### Problem description
Copy every line of the data that includes the string "icon".

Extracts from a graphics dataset
--*--

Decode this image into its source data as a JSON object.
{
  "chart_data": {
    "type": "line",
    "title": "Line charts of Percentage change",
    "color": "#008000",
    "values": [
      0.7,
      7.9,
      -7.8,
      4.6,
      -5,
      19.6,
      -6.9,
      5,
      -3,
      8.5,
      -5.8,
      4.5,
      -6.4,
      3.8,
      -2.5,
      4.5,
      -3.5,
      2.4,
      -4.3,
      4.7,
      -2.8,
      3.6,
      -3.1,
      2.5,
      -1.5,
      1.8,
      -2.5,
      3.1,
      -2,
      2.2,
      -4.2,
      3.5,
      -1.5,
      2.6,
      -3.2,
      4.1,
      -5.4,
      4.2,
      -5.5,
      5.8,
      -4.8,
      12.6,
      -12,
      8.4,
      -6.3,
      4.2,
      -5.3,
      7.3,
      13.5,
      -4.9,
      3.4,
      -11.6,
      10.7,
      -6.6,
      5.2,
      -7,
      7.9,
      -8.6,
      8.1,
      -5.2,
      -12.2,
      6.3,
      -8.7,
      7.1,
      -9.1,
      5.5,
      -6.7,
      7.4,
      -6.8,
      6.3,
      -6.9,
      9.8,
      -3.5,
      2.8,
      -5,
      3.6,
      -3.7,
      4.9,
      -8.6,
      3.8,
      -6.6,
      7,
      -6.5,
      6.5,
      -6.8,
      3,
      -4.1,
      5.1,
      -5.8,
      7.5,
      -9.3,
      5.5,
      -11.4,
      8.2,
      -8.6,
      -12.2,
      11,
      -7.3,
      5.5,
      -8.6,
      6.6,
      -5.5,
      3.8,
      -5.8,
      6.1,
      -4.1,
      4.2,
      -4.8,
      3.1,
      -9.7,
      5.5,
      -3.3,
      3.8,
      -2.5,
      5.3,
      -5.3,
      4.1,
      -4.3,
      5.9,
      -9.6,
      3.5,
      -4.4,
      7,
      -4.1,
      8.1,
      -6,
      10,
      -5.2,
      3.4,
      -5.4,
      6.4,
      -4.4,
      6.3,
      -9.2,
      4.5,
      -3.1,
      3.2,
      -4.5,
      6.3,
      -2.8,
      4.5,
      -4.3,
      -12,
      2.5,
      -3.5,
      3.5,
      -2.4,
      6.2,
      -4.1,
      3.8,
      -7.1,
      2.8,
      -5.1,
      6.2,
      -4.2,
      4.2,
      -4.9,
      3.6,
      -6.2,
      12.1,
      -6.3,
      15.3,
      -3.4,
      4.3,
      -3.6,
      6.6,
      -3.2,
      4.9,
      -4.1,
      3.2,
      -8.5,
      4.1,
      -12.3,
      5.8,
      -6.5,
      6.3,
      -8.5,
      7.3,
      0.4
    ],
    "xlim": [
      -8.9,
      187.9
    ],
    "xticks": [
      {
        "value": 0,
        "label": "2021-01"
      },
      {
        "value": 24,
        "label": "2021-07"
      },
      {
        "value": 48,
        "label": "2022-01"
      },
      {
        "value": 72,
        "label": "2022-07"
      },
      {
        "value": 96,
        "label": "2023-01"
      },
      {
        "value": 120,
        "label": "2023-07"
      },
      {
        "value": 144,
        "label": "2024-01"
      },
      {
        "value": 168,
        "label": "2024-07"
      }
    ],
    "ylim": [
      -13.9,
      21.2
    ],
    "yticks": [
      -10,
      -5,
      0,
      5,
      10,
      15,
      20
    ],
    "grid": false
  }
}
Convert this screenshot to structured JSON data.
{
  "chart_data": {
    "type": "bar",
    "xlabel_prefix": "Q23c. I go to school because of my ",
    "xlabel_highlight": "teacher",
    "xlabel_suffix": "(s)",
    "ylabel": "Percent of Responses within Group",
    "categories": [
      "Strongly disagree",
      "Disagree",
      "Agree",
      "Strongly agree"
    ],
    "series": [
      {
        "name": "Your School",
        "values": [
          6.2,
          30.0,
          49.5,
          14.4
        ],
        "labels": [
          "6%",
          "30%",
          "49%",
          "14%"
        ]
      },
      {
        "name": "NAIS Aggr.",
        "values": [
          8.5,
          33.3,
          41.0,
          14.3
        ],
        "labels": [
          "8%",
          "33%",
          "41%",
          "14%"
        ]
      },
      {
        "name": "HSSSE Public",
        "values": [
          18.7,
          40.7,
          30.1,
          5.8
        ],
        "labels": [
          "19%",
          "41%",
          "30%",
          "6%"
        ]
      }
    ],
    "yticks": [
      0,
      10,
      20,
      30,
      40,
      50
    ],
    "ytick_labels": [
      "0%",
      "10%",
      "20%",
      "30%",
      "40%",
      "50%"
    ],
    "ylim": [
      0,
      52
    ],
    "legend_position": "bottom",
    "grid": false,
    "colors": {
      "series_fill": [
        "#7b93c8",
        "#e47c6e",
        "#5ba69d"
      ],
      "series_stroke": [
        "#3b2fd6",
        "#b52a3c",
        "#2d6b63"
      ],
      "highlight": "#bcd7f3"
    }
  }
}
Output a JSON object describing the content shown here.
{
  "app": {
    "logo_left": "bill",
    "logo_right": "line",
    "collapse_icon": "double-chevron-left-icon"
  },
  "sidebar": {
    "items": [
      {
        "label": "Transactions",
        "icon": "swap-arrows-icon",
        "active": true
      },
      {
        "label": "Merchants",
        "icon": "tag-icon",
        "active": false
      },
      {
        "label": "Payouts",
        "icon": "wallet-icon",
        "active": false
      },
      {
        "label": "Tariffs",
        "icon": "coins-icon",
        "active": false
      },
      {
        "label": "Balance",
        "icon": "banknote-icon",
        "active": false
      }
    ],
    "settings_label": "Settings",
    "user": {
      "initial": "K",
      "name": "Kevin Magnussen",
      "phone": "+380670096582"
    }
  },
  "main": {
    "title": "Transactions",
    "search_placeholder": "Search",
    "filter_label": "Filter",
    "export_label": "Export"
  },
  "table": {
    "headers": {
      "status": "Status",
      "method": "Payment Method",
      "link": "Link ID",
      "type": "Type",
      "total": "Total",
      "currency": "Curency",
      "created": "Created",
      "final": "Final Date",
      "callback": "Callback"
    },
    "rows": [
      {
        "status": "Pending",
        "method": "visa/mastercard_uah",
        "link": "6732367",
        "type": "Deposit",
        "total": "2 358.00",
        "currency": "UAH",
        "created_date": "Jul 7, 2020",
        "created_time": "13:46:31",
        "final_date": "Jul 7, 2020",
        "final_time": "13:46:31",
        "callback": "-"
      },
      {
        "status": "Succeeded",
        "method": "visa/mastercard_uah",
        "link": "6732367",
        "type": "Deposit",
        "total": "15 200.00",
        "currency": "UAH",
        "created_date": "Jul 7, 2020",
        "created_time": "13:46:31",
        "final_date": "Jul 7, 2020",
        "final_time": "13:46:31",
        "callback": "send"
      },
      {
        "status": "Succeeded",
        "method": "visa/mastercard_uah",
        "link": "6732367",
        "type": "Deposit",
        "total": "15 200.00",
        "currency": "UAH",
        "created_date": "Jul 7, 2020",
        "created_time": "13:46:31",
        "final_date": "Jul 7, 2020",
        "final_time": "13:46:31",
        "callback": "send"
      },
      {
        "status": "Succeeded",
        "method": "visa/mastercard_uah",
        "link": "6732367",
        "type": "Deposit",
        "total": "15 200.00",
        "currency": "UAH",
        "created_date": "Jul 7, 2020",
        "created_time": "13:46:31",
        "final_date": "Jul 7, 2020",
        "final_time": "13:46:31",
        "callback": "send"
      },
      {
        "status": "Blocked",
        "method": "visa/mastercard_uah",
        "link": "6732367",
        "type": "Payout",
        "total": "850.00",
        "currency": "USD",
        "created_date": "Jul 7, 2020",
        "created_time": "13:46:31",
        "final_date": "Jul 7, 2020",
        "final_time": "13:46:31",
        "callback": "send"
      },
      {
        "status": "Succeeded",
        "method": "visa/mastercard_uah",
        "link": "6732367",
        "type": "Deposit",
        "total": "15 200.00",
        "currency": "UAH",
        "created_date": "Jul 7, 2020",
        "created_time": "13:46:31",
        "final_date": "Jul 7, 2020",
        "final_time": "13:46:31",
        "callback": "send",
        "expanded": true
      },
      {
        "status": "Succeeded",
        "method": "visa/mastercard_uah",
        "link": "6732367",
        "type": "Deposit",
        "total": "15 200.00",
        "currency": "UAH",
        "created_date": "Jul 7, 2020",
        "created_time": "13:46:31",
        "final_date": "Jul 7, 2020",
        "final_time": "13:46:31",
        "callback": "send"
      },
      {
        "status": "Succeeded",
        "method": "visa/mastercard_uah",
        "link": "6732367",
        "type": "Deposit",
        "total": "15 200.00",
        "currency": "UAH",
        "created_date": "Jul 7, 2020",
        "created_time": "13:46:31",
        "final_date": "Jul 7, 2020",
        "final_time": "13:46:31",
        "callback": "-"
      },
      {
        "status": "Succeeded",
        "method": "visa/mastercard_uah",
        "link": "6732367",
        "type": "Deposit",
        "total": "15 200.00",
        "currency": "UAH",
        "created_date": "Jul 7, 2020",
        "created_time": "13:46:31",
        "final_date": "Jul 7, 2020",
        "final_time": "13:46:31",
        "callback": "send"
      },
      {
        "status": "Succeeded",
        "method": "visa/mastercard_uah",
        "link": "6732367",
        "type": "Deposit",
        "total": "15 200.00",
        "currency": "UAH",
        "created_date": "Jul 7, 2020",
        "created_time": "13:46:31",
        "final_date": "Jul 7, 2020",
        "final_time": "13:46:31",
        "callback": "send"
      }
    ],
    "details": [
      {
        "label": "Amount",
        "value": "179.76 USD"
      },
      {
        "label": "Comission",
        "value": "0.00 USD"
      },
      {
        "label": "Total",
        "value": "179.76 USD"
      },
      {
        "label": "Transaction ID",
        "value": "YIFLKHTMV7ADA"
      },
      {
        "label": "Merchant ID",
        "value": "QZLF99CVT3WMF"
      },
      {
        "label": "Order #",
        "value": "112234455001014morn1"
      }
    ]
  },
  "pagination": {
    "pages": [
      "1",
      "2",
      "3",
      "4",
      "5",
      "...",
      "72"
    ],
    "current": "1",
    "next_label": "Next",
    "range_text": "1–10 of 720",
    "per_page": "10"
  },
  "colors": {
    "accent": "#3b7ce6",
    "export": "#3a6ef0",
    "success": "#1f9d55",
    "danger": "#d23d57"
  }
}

--*--

### Response
    "collapse_icon": "double-chevron-left-icon"
        "icon": "swap-arrows-icon",
        "icon": "tag-icon",
        "icon": "wallet-icon",
        "icon": "coins-icon",
        "icon": "banknote-icon",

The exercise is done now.